[Start]

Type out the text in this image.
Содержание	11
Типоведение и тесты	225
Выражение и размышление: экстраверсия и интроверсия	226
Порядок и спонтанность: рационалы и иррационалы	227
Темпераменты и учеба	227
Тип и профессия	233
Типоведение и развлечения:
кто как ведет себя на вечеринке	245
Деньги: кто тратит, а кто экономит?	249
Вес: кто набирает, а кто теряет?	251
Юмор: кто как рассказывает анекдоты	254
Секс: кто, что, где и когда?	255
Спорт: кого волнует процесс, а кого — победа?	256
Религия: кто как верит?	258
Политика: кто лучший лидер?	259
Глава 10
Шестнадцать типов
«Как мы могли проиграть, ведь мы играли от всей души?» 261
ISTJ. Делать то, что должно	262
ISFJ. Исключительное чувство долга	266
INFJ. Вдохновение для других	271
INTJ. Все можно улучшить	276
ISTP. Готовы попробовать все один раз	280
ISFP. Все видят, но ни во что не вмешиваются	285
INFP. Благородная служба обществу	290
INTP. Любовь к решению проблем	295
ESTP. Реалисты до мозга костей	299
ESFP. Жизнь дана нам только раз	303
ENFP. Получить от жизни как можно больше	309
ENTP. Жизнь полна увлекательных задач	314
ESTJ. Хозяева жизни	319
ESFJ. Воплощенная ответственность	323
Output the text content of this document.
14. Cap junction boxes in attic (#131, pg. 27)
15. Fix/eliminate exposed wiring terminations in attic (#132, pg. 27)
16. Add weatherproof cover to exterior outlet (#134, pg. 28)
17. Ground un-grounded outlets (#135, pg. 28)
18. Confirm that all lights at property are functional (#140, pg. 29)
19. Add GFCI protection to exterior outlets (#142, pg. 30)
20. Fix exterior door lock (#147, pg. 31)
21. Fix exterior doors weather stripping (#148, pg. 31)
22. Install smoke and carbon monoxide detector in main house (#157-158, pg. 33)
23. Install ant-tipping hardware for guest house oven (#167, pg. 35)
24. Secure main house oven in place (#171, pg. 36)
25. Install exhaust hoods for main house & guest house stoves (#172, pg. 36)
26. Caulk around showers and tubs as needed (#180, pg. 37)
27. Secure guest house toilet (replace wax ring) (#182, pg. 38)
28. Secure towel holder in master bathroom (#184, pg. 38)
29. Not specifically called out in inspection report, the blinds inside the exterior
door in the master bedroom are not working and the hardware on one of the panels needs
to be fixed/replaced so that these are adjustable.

[End]

- Written exercise: Exactly reproduce every line found in the records.

- Task output:
Type out the text in this image.
Содержание	11
Типоведение и тесты	225
Выражение и размышление: экстраверсия и интроверсия	226
Порядок и спонтанность: рационалы и иррационалы	227
Темпераменты и учеба	227
Тип и профессия	233
Типоведение и развлечения:
кто как ведет себя на вечеринке	245
Деньги: кто тратит, а кто экономит?	249
Вес: кто набирает, а кто теряет?	251
Юмор: кто как рассказывает анекдоты	254
Секс: кто, что, где и когда?	255
Спорт: кого волнует процесс, а кого — победа?	256
Религия: кто как верит?	258
Политика: кто лучший лидер?	259
Глава 10
Шестнадцать типов
«Как мы могли проиграть, ведь мы играли от всей души?» 261
ISTJ. Делать то, что должно	262
ISFJ. Исключительное чувство долга	266
INFJ. Вдохновение для других	271
INTJ. Все можно улучшить	276
ISTP. Готовы попробовать все один раз	280
ISFP. Все видят, но ни во что не вмешиваются	285
INFP. Благородная служба обществу	290
INTP. Любовь к решению проблем	295
ESTP. Реалисты до мозга костей	299
ESFP. Жизнь дана нам только раз	303
ENFP. Получить от жизни как можно больше	309
ENTP. Жизнь полна увлекательных задач	314
ESTJ. Хозяева жизни	319
ESFJ. Воплощенная ответственность	323
Output the text content of this document.
14. Cap junction boxes in attic (#131, pg. 27)
15. Fix/eliminate exposed wiring terminations in attic (#132, pg. 27)
16. Add weatherproof cover to exterior outlet (#134, pg. 28)
17. Ground un-grounded outlets (#135, pg. 28)
18. Confirm that all lights at property are functional (#140, pg. 29)
19. Add GFCI protection to exterior outlets (#142, pg. 30)
20. Fix exterior door lock (#147, pg. 31)
21. Fix exterior doors weather stripping (#148, pg. 31)
22. Install smoke and carbon monoxide detector in main house (#157-158, pg. 33)
23. Install ant-tipping hardware for guest house oven (#167, pg. 35)
24. Secure main house oven in place (#171, pg. 36)
25. Install exhaust hoods for main house & guest house stoves (#172, pg. 36)
26. Caulk around showers and tubs as needed (#180, pg. 37)
27. Secure guest house toilet (replace wax ring) (#182, pg. 38)
28. Secure towel holder in master bathroom (#184, pg. 38)
29. Not specifically called out in inspection report, the blinds inside the exterior
door in the master bedroom are not working and the hardware on one of the panels needs
to be fixed/replaced so that these are adjustable.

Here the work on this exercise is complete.